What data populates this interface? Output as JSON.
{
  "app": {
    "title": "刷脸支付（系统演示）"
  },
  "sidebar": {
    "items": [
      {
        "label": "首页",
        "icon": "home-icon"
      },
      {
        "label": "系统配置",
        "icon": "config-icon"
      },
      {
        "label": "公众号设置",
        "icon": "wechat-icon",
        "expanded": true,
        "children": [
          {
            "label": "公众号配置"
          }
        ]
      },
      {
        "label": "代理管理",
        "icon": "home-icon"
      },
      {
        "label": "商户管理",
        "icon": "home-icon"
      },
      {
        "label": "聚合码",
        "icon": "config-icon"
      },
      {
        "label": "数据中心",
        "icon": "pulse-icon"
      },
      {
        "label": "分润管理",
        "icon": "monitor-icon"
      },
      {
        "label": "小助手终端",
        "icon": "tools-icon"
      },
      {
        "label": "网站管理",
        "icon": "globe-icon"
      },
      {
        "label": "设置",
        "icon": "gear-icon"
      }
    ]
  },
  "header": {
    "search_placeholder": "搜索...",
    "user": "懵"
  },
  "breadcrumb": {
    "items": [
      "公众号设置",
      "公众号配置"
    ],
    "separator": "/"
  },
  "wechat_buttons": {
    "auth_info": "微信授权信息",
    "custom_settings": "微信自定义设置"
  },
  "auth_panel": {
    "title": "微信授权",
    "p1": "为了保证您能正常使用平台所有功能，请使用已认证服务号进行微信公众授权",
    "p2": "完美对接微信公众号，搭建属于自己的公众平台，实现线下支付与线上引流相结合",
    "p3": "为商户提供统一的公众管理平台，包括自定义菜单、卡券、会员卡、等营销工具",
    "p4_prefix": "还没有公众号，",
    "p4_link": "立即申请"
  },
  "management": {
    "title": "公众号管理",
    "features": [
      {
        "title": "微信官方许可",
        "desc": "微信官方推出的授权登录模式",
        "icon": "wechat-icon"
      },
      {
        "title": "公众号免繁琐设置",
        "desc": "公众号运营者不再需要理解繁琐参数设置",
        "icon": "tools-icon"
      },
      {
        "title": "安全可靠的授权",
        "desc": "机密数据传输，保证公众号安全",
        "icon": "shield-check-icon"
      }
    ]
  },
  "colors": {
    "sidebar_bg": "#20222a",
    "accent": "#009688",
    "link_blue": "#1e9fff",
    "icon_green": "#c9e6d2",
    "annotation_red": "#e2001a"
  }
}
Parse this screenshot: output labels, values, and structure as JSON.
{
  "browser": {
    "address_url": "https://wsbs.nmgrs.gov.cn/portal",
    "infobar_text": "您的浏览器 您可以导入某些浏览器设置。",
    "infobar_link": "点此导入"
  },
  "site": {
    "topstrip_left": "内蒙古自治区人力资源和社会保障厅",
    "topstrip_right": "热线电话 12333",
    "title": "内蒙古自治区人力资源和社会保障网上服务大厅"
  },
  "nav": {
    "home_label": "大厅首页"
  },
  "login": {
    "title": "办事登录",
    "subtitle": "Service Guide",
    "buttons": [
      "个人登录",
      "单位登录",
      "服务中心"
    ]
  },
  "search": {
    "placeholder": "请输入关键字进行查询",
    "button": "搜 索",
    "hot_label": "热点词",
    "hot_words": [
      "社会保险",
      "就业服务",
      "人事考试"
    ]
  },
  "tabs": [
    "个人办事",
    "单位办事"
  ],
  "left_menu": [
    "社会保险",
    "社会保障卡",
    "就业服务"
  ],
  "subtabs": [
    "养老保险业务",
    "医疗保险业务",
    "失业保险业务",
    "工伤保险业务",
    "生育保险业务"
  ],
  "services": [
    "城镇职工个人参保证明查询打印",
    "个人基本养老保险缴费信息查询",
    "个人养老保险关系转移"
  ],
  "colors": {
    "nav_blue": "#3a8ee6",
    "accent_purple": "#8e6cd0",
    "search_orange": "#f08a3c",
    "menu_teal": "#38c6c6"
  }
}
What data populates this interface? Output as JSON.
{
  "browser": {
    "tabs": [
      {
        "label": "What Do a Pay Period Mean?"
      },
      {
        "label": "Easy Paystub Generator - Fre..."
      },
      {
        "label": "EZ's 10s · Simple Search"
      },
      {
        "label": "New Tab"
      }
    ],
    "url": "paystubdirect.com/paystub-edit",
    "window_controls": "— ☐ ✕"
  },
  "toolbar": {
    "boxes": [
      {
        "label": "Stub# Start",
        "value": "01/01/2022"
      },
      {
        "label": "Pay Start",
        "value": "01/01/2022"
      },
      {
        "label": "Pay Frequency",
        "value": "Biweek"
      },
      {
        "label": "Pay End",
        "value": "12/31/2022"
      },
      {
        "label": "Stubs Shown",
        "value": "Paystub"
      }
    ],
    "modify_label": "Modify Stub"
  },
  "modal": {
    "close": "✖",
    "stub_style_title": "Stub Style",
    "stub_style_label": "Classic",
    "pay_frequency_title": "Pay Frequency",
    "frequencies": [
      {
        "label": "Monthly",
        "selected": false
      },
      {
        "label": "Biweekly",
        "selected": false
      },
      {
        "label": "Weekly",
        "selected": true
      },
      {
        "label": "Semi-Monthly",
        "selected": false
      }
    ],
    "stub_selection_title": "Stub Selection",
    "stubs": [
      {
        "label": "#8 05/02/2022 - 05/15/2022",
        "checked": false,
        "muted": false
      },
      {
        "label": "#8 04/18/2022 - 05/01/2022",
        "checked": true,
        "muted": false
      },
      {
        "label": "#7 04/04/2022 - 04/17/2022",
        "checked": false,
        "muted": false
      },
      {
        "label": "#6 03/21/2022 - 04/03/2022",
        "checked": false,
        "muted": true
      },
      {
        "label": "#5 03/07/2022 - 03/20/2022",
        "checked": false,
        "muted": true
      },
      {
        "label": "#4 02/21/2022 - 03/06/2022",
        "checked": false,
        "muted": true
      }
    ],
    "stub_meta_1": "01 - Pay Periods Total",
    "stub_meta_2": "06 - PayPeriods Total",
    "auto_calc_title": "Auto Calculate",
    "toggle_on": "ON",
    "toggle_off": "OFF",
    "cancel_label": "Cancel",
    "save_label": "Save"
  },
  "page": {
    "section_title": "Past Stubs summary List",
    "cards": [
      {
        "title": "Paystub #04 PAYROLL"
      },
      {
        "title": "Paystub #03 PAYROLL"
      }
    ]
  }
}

> **Exercise prompt**: Repeat the entries exactly, all of them.

> **Correct answer**:
What data populates this interface? Output as JSON.
{
  "app": {
    "title": "刷脸支付（系统演示）"
  },
  "sidebar": {
    "items": [
      {
        "label": "首页",
        "icon": "home-icon"
      },
      {
        "label": "系统配置",
        "icon": "config-icon"
      },
      {
        "label": "公众号设置",
        "icon": "wechat-icon",
        "expanded": true,
        "children": [
          {
            "label": "公众号配置"
          }
        ]
      },
      {
        "label": "代理管理",
        "icon": "home-icon"
      },
      {
        "label": "商户管理",
        "icon": "home-icon"
      },
      {
        "label": "聚合码",
        "icon": "config-icon"
      },
      {
        "label": "数据中心",
        "icon": "pulse-icon"
      },
      {
        "label": "分润管理",
        "icon": "monitor-icon"
      },
      {
        "label": "小助手终端",
        "icon": "tools-icon"
      },
      {
        "label": "网站管理",
        "icon": "globe-icon"
      },
      {
        "label": "设置",
        "icon": "gear-icon"
      }
    ]
  },
  "header": {
    "search_placeholder": "搜索...",
    "user": "懵"
  },
  "breadcrumb": {
    "items": [
      "公众号设置",
      "公众号配置"
    ],
    "separator": "/"
  },
  "wechat_buttons": {
    "auth_info": "微信授权信息",
    "custom_settings": "微信自定义设置"
  },
  "auth_panel": {
    "title": "微信授权",
    "p1": "为了保证您能正常使用平台所有功能，请使用已认证服务号进行微信公众授权",
    "p2": "完美对接微信公众号，搭建属于自己的公众平台，实现线下支付与线上引流相结合",
    "p3": "为商户提供统一的公众管理平台，包括自定义菜单、卡券、会员卡、等营销工具",
    "p4_prefix": "还没有公众号，",
    "p4_link": "立即申请"
  },
  "management": {
    "title": "公众号管理",
    "features": [
      {
        "title": "微信官方许可",
        "desc": "微信官方推出的授权登录模式",
        "icon": "wechat-icon"
      },
      {
        "title": "公众号免繁琐设置",
        "desc": "公众号运营者不再需要理解繁琐参数设置",
        "icon": "tools-icon"
      },
      {
        "title": "安全可靠的授权",
        "desc": "机密数据传输，保证公众号安全",
        "icon": "shield-check-icon"
      }
    ]
  },
  "colors": {
    "sidebar_bg": "#20222a",
    "accent": "#009688",
    "link_blue": "#1e9fff",
    "icon_green": "#c9e6d2",
    "annotation_red": "#e2001a"
  }
}
Parse this screenshot: output labels, values, and structure as JSON.
{
  "browser": {
    "address_url": "https://wsbs.nmgrs.gov.cn/portal",
    "infobar_text": "您的浏览器 您可以导入某些浏览器设置。",
    "infobar_link": "点此导入"
  },
  "site": {
    "topstrip_left": "内蒙古自治区人力资源和社会保障厅",
    "topstrip_right": "热线电话 12333",
    "title": "内蒙古自治区人力资源和社会保障网上服务大厅"
  },
  "nav": {
    "home_label": "大厅首页"
  },
  "login": {
    "title": "办事登录",
    "subtitle": "Service Guide",
    "buttons": [
      "个人登录",
      "单位登录",
      "服务中心"
    ]
  },
  "search": {
    "placeholder": "请输入关键字进行查询",
    "button": "搜 索",
    "hot_label": "热点词",
    "hot_words": [
      "社会保险",
      "就业服务",
      "人事考试"
    ]
  },
  "tabs": [
    "个人办事",
    "单位办事"
  ],
  "left_menu": [
    "社会保险",
    "社会保障卡",
    "就业服务"
  ],
  "subtabs": [
    "养老保险业务",
    "医疗保险业务",
    "失业保险业务",
    "工伤保险业务",
    "生育保险业务"
  ],
  "services": [
    "城镇职工个人参保证明查询打印",
    "个人基本养老保险缴费信息查询",
    "个人养老保险关系转移"
  ],
  "colors": {
    "nav_blue": "#3a8ee6",
    "accent_purple": "#8e6cd0",
    "search_orange": "#f08a3c",
    "menu_teal": "#38c6c6"
  }
}
What data populates this interface? Output as JSON.
{
  "browser": {
    "tabs": [
      {
        "label": "What Do a Pay Period Mean?"
      },
      {
        "label": "Easy Paystub Generator - Fre..."
      },
      {
        "label": "EZ's 10s · Simple Search"
      },
      {
        "label": "New Tab"
      }
    ],
    "url": "paystubdirect.com/paystub-edit",
    "window_controls": "— ☐ ✕"
  },
  "toolbar": {
    "boxes": [
      {
        "label": "Stub# Start",
        "value": "01/01/2022"
      },
      {
        "label": "Pay Start",
        "value": "01/01/2022"
      },
      {
        "label": "Pay Frequency",
        "value": "Biweek"
      },
      {
        "label": "Pay End",
        "value": "12/31/2022"
      },
      {
        "label": "Stubs Shown",
        "value": "Paystub"
      }
    ],
    "modify_label": "Modify Stub"
  },
  "modal": {
    "close": "✖",
    "stub_style_title": "Stub Style",
    "stub_style_label": "Classic",
    "pay_frequency_title": "Pay Frequency",
    "frequencies": [
      {
        "label": "Monthly",
        "selected": false
      },
      {
        "label": "Biweekly",
        "selected": false
      },
      {
        "label": "Weekly",
        "selected": true
      },
      {
        "label": "Semi-Monthly",
        "selected": false
      }
    ],
    "stub_selection_title": "Stub Selection",
    "stubs": [
      {
        "label": "#8 05/02/2022 - 05/15/2022",
        "checked": false,
        "muted": false
      },
      {
        "label": "#8 04/18/2022 - 05/01/2022",
        "checked": true,
        "muted": false
      },
      {
        "label": "#7 04/04/2022 - 04/17/2022",
        "checked": false,
        "muted": false
      },
      {
        "label": "#6 03/21/2022 - 04/03/2022",
        "checked": false,
        "muted": true
      },
      {
        "label": "#5 03/07/2022 - 03/20/2022",
        "checked": false,
        "muted": true
      },
      {
        "label": "#4 02/21/2022 - 03/06/2022",
        "checked": false,
        "muted": true
      }
    ],
    "stub_meta_1": "01 - Pay Periods Total",
    "stub_meta_2": "06 - PayPeriods Total",
    "auto_calc_title": "Auto Calculate",
    "toggle_on": "ON",
    "toggle_off": "OFF",
    "cancel_label": "Cancel",
    "save_label": "Save"
  },
  "page": {
    "section_title": "Past Stubs summary List",
    "cards": [
      {
        "title": "Paystub #04 PAYROLL"
      },
      {
        "title": "Paystub #03 PAYROLL"
      }
    ]
  }
}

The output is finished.